[Figure data in JSON]
>> START

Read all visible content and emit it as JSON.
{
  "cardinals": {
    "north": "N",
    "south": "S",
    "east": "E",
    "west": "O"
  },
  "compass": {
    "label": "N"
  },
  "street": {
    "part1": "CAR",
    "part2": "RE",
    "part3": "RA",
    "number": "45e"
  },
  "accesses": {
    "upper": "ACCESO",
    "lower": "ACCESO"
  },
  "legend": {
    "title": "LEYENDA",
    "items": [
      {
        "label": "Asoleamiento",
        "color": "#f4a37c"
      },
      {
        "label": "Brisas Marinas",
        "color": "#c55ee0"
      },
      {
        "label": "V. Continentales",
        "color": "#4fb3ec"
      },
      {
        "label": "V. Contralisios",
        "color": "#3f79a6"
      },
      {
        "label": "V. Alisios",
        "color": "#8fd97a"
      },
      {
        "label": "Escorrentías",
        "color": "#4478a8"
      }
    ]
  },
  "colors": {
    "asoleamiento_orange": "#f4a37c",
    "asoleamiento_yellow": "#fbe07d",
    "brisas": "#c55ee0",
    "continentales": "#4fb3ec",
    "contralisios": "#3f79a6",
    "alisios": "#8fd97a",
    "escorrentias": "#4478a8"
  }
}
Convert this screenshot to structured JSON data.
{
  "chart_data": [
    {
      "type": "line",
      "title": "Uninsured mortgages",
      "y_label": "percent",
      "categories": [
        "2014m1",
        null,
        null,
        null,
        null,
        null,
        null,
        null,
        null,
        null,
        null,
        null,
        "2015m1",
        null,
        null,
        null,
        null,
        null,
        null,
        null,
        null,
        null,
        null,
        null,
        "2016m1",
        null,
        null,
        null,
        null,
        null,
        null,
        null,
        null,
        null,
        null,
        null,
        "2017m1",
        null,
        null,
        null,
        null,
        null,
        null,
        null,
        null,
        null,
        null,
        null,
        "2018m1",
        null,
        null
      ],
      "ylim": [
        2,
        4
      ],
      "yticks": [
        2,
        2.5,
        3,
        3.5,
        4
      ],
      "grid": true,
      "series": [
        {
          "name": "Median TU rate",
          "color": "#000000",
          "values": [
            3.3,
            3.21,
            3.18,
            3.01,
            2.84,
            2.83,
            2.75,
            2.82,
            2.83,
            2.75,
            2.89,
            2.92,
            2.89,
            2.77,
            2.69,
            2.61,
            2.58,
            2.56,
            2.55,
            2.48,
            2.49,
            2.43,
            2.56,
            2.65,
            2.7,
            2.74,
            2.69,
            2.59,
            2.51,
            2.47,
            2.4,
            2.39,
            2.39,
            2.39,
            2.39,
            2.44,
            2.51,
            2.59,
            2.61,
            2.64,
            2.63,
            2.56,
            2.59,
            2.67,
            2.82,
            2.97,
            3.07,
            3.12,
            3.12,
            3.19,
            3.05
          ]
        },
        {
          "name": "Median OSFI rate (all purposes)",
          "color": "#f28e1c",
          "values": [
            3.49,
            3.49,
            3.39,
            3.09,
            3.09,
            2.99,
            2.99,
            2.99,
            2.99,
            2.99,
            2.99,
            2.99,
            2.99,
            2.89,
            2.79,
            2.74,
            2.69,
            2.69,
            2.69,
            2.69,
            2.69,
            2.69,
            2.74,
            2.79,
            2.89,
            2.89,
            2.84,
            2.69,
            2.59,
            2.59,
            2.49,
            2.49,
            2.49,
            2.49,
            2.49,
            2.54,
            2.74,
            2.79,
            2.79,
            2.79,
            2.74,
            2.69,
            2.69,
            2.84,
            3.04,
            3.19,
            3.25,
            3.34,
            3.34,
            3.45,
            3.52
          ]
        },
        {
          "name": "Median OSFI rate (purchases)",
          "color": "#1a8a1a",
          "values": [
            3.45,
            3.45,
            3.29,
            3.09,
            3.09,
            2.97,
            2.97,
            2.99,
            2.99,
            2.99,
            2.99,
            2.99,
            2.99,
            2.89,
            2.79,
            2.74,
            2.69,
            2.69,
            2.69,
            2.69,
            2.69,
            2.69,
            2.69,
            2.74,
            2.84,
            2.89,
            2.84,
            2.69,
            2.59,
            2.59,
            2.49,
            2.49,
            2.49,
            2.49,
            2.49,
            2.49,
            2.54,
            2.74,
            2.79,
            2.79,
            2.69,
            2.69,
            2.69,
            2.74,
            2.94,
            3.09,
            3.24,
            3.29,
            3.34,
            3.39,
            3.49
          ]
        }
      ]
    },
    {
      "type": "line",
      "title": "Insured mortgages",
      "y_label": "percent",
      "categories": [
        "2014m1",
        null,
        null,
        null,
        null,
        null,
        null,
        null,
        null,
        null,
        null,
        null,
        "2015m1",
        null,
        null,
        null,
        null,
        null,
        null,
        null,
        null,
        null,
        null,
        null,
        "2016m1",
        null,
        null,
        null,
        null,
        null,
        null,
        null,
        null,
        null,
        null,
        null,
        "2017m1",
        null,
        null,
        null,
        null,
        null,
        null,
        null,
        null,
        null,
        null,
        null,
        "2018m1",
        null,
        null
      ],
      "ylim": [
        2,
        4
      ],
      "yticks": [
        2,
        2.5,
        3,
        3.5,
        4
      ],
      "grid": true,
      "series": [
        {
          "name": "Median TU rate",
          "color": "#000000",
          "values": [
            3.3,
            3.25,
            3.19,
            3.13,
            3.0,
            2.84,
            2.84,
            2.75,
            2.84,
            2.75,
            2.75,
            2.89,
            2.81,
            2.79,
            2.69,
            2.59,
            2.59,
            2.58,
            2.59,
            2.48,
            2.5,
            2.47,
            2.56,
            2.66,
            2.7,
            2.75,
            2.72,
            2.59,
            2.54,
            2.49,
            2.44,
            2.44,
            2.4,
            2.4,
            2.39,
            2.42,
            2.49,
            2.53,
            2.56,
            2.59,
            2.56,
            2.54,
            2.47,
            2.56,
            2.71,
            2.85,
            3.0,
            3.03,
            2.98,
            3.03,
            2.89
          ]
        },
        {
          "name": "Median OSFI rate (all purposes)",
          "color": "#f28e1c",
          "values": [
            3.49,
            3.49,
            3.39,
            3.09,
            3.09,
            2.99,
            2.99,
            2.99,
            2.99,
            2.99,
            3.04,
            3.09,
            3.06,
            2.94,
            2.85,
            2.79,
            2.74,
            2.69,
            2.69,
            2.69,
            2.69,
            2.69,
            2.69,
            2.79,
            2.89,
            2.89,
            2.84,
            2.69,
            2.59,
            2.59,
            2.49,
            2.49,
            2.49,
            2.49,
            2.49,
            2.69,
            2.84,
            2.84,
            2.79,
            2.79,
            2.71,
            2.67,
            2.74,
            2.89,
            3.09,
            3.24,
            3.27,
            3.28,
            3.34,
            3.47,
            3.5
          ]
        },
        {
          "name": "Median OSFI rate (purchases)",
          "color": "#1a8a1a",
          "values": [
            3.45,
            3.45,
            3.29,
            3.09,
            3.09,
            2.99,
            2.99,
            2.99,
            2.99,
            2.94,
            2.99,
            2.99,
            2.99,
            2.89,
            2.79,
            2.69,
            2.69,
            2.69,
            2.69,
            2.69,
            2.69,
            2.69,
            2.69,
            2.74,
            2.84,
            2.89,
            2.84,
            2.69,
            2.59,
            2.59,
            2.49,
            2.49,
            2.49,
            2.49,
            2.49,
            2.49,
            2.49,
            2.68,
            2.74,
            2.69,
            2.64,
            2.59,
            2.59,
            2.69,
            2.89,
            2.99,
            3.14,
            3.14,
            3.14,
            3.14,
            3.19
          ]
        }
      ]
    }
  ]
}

>> END

> **What you have to do**
Extract all of the data shown above without alteration.

> **Complete output**
Read all visible content and emit it as JSON.
{
  "cardinals": {
    "north": "N",
    "south": "S",
    "east": "E",
    "west": "O"
  },
  "compass": {
    "label": "N"
  },
  "street": {
    "part1": "CAR",
    "part2": "RE",
    "part3": "RA",
    "number": "45e"
  },
  "accesses": {
    "upper": "ACCESO",
    "lower": "ACCESO"
  },
  "legend": {
    "title": "LEYENDA",
    "items": [
      {
        "label": "Asoleamiento",
        "color": "#f4a37c"
      },
      {
        "label": "Brisas Marinas",
        "color": "#c55ee0"
      },
      {
        "label": "V. Continentales",
        "color": "#4fb3ec"
      },
      {
        "label": "V. Contralisios",
        "color": "#3f79a6"
      },
      {
        "label": "V. Alisios",
        "color": "#8fd97a"
      },
      {
        "label": "Escorrentías",
        "color": "#4478a8"
      }
    ]
  },
  "colors": {
    "asoleamiento_orange": "#f4a37c",
    "asoleamiento_yellow": "#fbe07d",
    "brisas": "#c55ee0",
    "continentales": "#4fb3ec",
    "contralisios": "#3f79a6",
    "alisios": "#8fd97a",
    "escorrentias": "#4478a8"
  }
}
Convert this screenshot to structured JSON data.
{
  "chart_data": [
    {
      "type": "line",
      "title": "Uninsured mortgages",
      "y_label": "percent",
      "categories": [
        "2014m1",
        null,
        null,
        null,
        null,
        null,
        null,
        null,
        null,
        null,
        null,
        null,
        "2015m1",
        null,
        null,
        null,
        null,
        null,
        null,
        null,
        null,
        null,
        null,
        null,
        "2016m1",
        null,
        null,
        null,
        null,
        null,
        null,
        null,
        null,
        null,
        null,
        null,
        "2017m1",
        null,
        null,
        null,
        null,
        null,
        null,
        null,
        null,
        null,
        null,
        null,
        "2018m1",
        null,
        null
      ],
      "ylim": [
        2,
        4
      ],
      "yticks": [
        2,
        2.5,
        3,
        3.5,
        4
      ],
      "grid": true,
      "series": [
        {
          "name": "Median TU rate",
          "color": "#000000",
          "values": [
            3.3,
            3.21,
            3.18,
            3.01,
            2.84,
            2.83,
            2.75,
            2.82,
            2.83,
            2.75,
            2.89,
            2.92,
            2.89,
            2.77,
            2.69,
            2.61,
            2.58,
            2.56,
            2.55,
            2.48,
            2.49,
            2.43,
            2.56,
            2.65,
            2.7,
            2.74,
            2.69,
            2.59,
            2.51,
            2.47,
            2.4,
            2.39,
            2.39,
            2.39,
            2.39,
            2.44,
            2.51,
            2.59,
            2.61,
            2.64,
            2.63,
            2.56,
            2.59,
            2.67,
            2.82,
            2.97,
            3.07,
            3.12,
            3.12,
            3.19,
            3.05
          ]
        },
        {
          "name": "Median OSFI rate (all purposes)",
          "color": "#f28e1c",
          "values": [
            3.49,
            3.49,
            3.39,
            3.09,
            3.09,
            2.99,
            2.99,
            2.99,
            2.99,
            2.99,
            2.99,
            2.99,
            2.99,
            2.89,
            2.79,
            2.74,
            2.69,
            2.69,
            2.69,
            2.69,
            2.69,
            2.69,
            2.74,
            2.79,
            2.89,
            2.89,
            2.84,
            2.69,
            2.59,
            2.59,
            2.49,
            2.49,
            2.49,
            2.49,
            2.49,
            2.54,
            2.74,
            2.79,
            2.79,
            2.79,
            2.74,
            2.69,
            2.69,
            2.84,
            3.04,
            3.19,
            3.25,
            3.34,
            3.34,
            3.45,
            3.52
          ]
        },
        {
          "name": "Median OSFI rate (purchases)",
          "color": "#1a8a1a",
          "values": [
            3.45,
            3.45,
            3.29,
            3.09,
            3.09,
            2.97,
            2.97,
            2.99,
            2.99,
            2.99,
            2.99,
            2.99,
            2.99,
            2.89,
            2.79,
            2.74,
            2.69,
            2.69,
            2.69,
            2.69,
            2.69,
            2.69,
            2.69,
            2.74,
            2.84,
            2.89,
            2.84,
            2.69,
            2.59,
            2.59,
            2.49,
            2.49,
            2.49,
            2.49,
            2.49,
            2.49,
            2.54,
            2.74,
            2.79,
            2.79,
            2.69,
            2.69,
            2.69,
            2.74,
            2.94,
            3.09,
            3.24,
            3.29,
            3.34,
            3.39,
            3.49
          ]
        }
      ]
    },
    {
      "type": "line",
      "title": "Insured mortgages",
      "y_label": "percent",
      "categories": [
        "2014m1",
        null,
        null,
        null,
        null,
        null,
        null,
        null,
        null,
        null,
        null,
        null,
        "2015m1",
        null,
        null,
        null,
        null,
        null,
        null,
        null,
        null,
        null,
        null,
        null,
        "2016m1",
        null,
        null,
        null,
        null,
        null,
        null,
        null,
        null,
        null,
        null,
        null,
        "2017m1",
        null,
        null,
        null,
        null,
        null,
        null,
        null,
        null,
        null,
        null,
        null,
        "2018m1",
        null,
        null
      ],
      "ylim": [
        2,
        4
      ],
      "yticks": [
        2,
        2.5,
        3,
        3.5,
        4
      ],
      "grid": true,
      "series": [
        {
          "name": "Median TU rate",
          "color": "#000000",
          "values": [
            3.3,
            3.25,
            3.19,
            3.13,
            3.0,
            2.84,
            2.84,
            2.75,
            2.84,
            2.75,
            2.75,
            2.89,
            2.81,
            2.79,
            2.69,
            2.59,
            2.59,
            2.58,
            2.59,
            2.48,
            2.5,
            2.47,
            2.56,
            2.66,
            2.7,
            2.75,
            2.72,
            2.59,
            2.54,
            2.49,
            2.44,
            2.44,
            2.4,
            2.4,
            2.39,
            2.42,
            2.49,
            2.53,
            2.56,
            2.59,
            2.56,
            2.54,
            2.47,
            2.56,
            2.71,
            2.85,
            3.0,
            3.03,
            2.98,
            3.03,
            2.89
          ]
        },
        {
          "name": "Median OSFI rate (all purposes)",
          "color": "#f28e1c",
          "values": [
            3.49,
            3.49,
            3.39,
            3.09,
            3.09,
            2.99,
            2.99,
            2.99,
            2.99,
            2.99,
            3.04,
            3.09,
            3.06,
            2.94,
            2.85,
            2.79,
            2.74,
            2.69,
            2.69,
            2.69,
            2.69,
            2.69,
            2.69,
            2.79,
            2.89,
            2.89,
            2.84,
            2.69,
            2.59,
            2.59,
            2.49,
            2.49,
            2.49,
            2.49,
            2.49,
            2.69,
            2.84,
            2.84,
            2.79,
            2.79,
            2.71,
            2.67,
            2.74,
            2.89,
            3.09,
            3.24,
            3.27,
            3.28,
            3.34,
            3.47,
            3.5
          ]
        },
        {
          "name": "Median OSFI rate (purchases)",
          "color": "#1a8a1a",
          "values": [
            3.45,
            3.45,
            3.29,
            3.09,
            3.09,
            2.99,
            2.99,
            2.99,
            2.99,
            2.94,
            2.99,
            2.99,
            2.99,
            2.89,
            2.79,
            2.69,
            2.69,
            2.69,
            2.69,
            2.69,
            2.69,
            2.69,
            2.69,
            2.74,
            2.84,
            2.89,
            2.84,
            2.69,
            2.59,
            2.59,
            2.49,
            2.49,
            2.49,
            2.49,
            2.49,
            2.49,
            2.49,
            2.68,
            2.74,
            2.69,
            2.64,
            2.59,
            2.59,
            2.69,
            2.89,
            2.99,
            3.14,
            3.14,
            3.14,
            3.14,
            3.19
          ]
        }
      ]
    }
  ]
}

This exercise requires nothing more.